Extrait à lire:
◆ ◆ ◆ ◆ ◆

Sur le Calvaire, Marie a aussi souffert pour nous, pour ses enfants. C’est précisément là, en effet, que le Seigneur l’a confiée à l’apôtre Jean : « Voici ta mère ». Mais surtout, il a confié Jean à Marie et, en lui, il lui a confié toute l’humanité : « voici ton fils » (cf. Jn 19,26-27), comme le souligne bien la Constitution Lumen gentium. Ainsi, sa « fonction maternelle se dilata, assumant sur le Calvaire des dimensions universelles ». Saint Jean-Paul II l’a redit de manière splendide ici, à Fatima : « Depuis le moment où Jésus, mourant sur la croix, dit à Jean : voici ta mère, depuis le temps où le disciple la prit chez lui, le mystère de la maternité spirituelle de Marie a eu son accomplissement dans l’histoire avec une amplitude sans frontières. Maternité veut dire sollicitude pour la vie de son fils… Dans le Christ, elle a accepté sous la croix Jean et, en lui, elle a accepté chaque homme et tout l’homme ».

Ainsi, le mystère de la maternité de Marie étendue à tous les hommes ne s’est pas accompli sans douleurs. La loi universelle de la maternité que Dieu avait imposée à Ève après la chute originelle, « tu enfanteras dans la douleur » (Gen 3,16) s’est réalisée en Marie, la Vierge des Douleurs, la nouvelle Ève, la nouvelle « Mère de tous les vivants » (cf. Gen 3,20) mais d’une manière entièrement nouvelle, c’est-à-dire non pas dans l’enfantement virginal de Jésus mais quand elle nous a engendrés en union avec son Fils sacrifié sur la croix.

◆ ◆ ◆ ◆ ◆

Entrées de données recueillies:
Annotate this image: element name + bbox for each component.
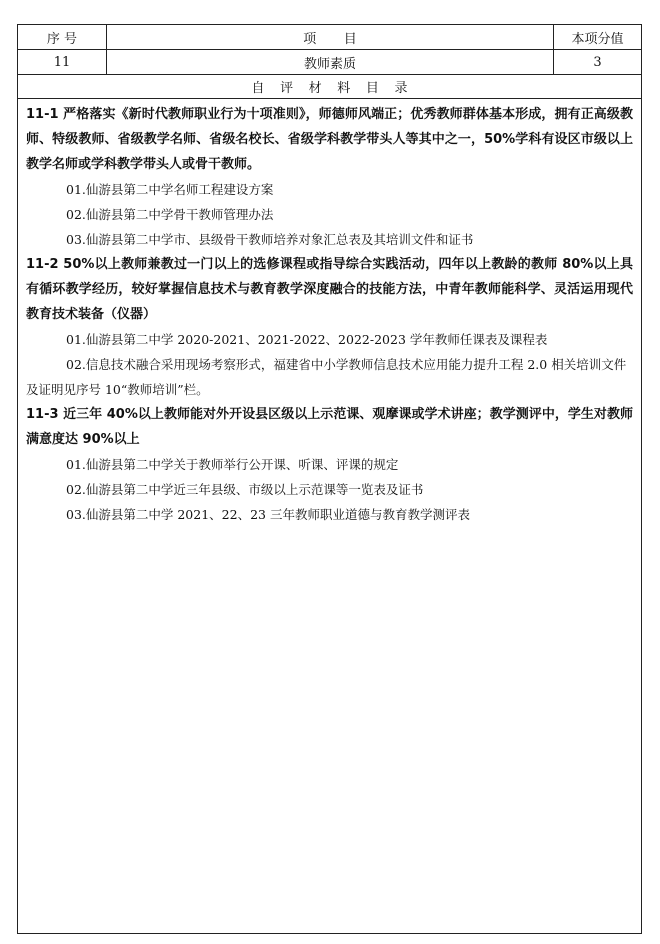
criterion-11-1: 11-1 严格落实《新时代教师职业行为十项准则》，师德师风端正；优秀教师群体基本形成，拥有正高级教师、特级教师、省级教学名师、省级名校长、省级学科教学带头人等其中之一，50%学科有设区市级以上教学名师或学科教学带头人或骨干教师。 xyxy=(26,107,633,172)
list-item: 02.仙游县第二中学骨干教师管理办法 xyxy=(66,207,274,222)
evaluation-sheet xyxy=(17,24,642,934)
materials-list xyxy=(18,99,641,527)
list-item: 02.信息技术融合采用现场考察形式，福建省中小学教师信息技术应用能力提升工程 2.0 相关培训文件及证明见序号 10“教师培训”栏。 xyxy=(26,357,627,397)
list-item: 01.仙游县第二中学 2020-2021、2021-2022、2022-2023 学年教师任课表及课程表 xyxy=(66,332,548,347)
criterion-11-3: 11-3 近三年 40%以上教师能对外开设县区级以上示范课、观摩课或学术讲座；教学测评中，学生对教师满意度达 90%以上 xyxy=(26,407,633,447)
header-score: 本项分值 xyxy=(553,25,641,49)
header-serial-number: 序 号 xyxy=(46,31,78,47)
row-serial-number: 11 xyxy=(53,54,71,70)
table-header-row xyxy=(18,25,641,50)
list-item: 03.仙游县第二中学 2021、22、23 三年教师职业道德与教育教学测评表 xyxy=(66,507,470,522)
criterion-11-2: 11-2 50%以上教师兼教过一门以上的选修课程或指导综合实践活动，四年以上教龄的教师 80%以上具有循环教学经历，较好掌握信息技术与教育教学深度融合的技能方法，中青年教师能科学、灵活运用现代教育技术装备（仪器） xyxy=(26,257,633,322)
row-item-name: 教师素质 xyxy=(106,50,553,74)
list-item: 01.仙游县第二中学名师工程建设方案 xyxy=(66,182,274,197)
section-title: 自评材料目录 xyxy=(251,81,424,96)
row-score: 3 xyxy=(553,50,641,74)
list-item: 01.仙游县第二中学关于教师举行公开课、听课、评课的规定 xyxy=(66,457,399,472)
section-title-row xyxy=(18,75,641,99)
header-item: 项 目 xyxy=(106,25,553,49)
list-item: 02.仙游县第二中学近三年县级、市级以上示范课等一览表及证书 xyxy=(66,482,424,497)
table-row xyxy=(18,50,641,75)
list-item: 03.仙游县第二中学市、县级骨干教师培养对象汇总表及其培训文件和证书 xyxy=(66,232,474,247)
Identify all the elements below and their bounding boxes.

◆ ◆ ◆ ◆ ◆

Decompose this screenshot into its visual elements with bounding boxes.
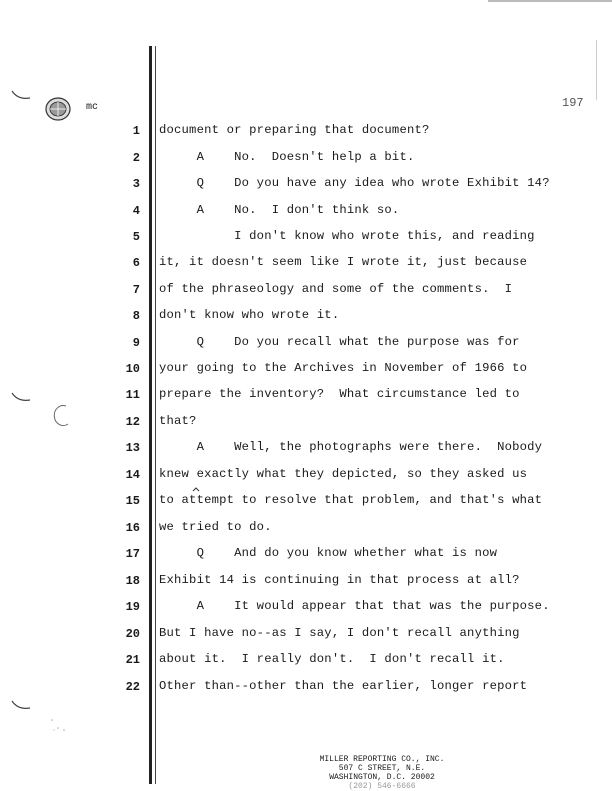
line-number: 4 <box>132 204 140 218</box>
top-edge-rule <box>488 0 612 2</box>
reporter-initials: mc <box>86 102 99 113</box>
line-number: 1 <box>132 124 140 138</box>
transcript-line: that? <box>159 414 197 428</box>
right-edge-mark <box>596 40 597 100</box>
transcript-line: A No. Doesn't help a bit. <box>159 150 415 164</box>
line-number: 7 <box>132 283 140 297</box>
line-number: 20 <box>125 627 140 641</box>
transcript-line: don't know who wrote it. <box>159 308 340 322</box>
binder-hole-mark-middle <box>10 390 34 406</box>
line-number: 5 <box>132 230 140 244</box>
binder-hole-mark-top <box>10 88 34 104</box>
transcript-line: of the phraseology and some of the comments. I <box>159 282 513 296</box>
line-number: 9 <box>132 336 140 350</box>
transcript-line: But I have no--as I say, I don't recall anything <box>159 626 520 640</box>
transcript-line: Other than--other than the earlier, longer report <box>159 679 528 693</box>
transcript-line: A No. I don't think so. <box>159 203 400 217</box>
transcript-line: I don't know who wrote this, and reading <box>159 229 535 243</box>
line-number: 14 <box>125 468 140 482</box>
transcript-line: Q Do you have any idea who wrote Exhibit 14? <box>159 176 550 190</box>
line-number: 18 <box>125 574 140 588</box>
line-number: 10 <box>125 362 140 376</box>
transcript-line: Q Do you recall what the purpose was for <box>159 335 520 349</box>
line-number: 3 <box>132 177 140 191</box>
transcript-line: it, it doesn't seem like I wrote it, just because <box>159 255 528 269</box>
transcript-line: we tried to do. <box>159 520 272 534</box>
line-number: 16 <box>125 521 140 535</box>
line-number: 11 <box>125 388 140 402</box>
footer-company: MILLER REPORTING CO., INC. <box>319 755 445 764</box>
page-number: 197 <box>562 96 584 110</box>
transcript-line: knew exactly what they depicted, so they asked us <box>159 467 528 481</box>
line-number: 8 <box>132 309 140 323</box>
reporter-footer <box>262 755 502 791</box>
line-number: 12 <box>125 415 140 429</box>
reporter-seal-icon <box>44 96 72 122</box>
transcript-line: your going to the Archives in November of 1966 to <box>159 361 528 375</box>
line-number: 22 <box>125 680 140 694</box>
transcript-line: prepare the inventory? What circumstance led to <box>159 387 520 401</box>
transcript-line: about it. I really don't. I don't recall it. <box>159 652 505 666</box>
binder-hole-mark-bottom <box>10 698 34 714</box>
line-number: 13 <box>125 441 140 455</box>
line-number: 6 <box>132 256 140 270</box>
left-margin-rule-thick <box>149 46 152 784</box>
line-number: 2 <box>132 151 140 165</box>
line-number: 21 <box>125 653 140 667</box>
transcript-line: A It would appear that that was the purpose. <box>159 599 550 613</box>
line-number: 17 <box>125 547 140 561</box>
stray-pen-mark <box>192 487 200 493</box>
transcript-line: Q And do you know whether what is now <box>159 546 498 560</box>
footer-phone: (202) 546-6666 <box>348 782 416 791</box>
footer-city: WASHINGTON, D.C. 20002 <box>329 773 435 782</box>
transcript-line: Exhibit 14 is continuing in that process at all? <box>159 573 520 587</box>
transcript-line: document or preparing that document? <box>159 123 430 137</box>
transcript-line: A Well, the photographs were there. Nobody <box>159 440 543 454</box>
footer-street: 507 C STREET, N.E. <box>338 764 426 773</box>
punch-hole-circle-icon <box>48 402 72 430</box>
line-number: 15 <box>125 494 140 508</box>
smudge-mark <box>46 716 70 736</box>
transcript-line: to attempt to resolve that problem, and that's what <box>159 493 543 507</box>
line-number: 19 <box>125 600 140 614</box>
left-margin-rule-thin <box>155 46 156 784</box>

◆ ◆ ◆ ◆ ◆

Objectif: Recopiez à l'identique le passage de l'extrait sur la maternité de Marie qui s'ouvre sur les mots « Ainsi, le mystère » et se clôt sur « sur la croix. ». Appuyez-vous uniquement sur l'extrait pour répondre.

Réponse complète:
Ainsi, le mystère de la maternité de Marie étendue à tous les hommes ne s’est pas accompli sans douleurs. La loi universelle de la maternité que Dieu avait imposée à Ève après la chute originelle, « tu enfanteras dans la douleur » (Gen 3,16) s’est réalisée en Marie, la Vierge des Douleurs, la nouvelle Ève, la nouvelle « Mère de tous les vivants » (cf. Gen 3,20) mais d’une manière entièrement nouvelle, c’est-à-dire non pas dans l’enfantement virginal de Jésus mais quand elle nous a engendrés en union avec son Fils sacrifié sur la croix.